◆ **WRITTEN REQUEST**
Copy each line of the data below exactly as it appears, keeping every character unchanged.

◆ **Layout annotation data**
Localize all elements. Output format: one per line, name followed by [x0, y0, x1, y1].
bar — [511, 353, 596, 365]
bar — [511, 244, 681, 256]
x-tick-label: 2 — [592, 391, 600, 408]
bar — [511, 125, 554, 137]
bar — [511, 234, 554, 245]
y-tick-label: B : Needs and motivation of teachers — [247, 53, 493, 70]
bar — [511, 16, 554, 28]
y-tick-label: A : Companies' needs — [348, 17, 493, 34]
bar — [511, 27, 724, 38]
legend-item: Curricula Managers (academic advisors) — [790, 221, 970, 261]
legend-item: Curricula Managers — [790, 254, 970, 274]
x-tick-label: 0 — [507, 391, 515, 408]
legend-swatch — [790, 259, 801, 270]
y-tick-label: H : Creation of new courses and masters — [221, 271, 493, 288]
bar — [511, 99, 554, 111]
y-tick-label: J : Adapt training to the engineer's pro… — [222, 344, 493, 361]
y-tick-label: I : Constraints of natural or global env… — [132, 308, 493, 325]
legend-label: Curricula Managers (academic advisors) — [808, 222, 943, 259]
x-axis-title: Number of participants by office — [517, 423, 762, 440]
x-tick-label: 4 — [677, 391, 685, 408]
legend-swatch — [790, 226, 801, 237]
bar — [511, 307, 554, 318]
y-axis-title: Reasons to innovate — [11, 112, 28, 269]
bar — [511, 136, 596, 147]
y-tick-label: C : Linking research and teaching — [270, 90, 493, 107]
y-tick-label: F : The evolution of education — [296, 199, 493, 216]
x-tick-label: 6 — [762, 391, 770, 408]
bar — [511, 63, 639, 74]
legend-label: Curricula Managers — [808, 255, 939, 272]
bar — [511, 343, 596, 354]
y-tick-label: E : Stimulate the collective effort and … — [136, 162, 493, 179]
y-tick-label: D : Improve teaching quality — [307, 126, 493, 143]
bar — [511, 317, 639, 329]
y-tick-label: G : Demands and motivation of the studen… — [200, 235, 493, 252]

◆ **OUTPUT FOR THIS TASK**
Localize all elements. Output format: one per line, name followed by [x0, y0, x1, y1].
bar — [511, 353, 596, 365]
bar — [511, 244, 681, 256]
x-tick-label: 2 — [592, 391, 600, 408]
bar — [511, 125, 554, 137]
bar — [511, 234, 554, 245]
y-tick-label: B : Needs and motivation of teachers — [247, 53, 493, 70]
bar — [511, 16, 554, 28]
y-tick-label: A : Companies' needs — [348, 17, 493, 34]
bar — [511, 27, 724, 38]
legend-item: Curricula Managers (academic advisors) — [790, 221, 970, 261]
legend-item: Curricula Managers — [790, 254, 970, 274]
x-tick-label: 0 — [507, 391, 515, 408]
legend-swatch — [790, 259, 801, 270]
y-tick-label: H : Creation of new courses and masters — [221, 271, 493, 288]
bar — [511, 99, 554, 111]
y-tick-label: J : Adapt training to the engineer's pro… — [222, 344, 493, 361]
y-tick-label: I : Constraints of natural or global env… — [132, 308, 493, 325]
legend-label: Curricula Managers (academic advisors) — [808, 222, 943, 259]
x-axis-title: Number of participants by office — [517, 423, 762, 440]
x-tick-label: 4 — [677, 391, 685, 408]
legend-swatch — [790, 226, 801, 237]
bar — [511, 307, 554, 318]
y-axis-title: Reasons to innovate — [11, 112, 28, 269]
bar — [511, 136, 596, 147]
y-tick-label: C : Linking research and teaching — [270, 90, 493, 107]
y-tick-label: F : The evolution of education — [296, 199, 493, 216]
x-tick-label: 6 — [762, 391, 770, 408]
bar — [511, 63, 639, 74]
legend-label: Curricula Managers — [808, 255, 939, 272]
bar — [511, 343, 596, 354]
y-tick-label: E : Stimulate the collective effort and … — [136, 162, 493, 179]
y-tick-label: D : Improve teaching quality — [307, 126, 493, 143]
bar — [511, 317, 639, 329]
y-tick-label: G : Demands and motivation of the studen… — [200, 235, 493, 252]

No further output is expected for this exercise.